Provided records =>
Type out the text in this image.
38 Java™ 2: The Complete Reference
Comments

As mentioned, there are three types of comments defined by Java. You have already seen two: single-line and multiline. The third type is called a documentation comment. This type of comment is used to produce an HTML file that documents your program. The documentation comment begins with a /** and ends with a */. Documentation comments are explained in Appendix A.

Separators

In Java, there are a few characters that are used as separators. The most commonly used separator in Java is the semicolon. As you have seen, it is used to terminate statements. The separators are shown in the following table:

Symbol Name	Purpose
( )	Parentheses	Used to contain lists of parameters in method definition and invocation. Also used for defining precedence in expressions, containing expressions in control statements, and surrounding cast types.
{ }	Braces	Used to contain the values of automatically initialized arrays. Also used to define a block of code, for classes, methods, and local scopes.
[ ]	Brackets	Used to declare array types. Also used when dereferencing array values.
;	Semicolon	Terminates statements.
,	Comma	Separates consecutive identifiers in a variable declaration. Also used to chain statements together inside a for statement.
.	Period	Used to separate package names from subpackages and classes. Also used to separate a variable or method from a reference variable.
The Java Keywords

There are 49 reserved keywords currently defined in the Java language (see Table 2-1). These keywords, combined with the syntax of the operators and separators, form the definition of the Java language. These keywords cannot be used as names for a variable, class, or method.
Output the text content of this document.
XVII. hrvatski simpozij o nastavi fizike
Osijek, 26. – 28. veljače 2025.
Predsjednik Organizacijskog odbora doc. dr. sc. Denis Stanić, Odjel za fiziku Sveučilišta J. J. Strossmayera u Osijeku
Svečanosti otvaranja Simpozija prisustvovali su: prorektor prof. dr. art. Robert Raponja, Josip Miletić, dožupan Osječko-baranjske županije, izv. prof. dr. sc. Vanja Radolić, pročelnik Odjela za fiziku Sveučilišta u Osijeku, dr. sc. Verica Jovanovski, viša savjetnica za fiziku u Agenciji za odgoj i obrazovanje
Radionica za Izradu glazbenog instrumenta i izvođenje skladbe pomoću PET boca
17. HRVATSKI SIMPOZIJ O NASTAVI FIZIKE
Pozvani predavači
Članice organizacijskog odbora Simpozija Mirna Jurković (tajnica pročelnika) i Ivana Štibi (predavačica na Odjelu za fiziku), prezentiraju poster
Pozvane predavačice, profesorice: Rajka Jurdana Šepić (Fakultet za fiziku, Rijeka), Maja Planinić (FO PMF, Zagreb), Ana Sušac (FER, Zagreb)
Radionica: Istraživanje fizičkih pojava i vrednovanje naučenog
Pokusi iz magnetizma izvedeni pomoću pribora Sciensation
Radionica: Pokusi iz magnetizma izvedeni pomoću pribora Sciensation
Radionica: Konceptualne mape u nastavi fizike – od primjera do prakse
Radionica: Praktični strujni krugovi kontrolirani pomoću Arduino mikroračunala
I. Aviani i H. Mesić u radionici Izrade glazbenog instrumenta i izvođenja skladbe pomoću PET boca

What needs to be done =>
Of the lines in the listing, how many hold the word "types"? Nothing but the number is needed.

Solution below =>
3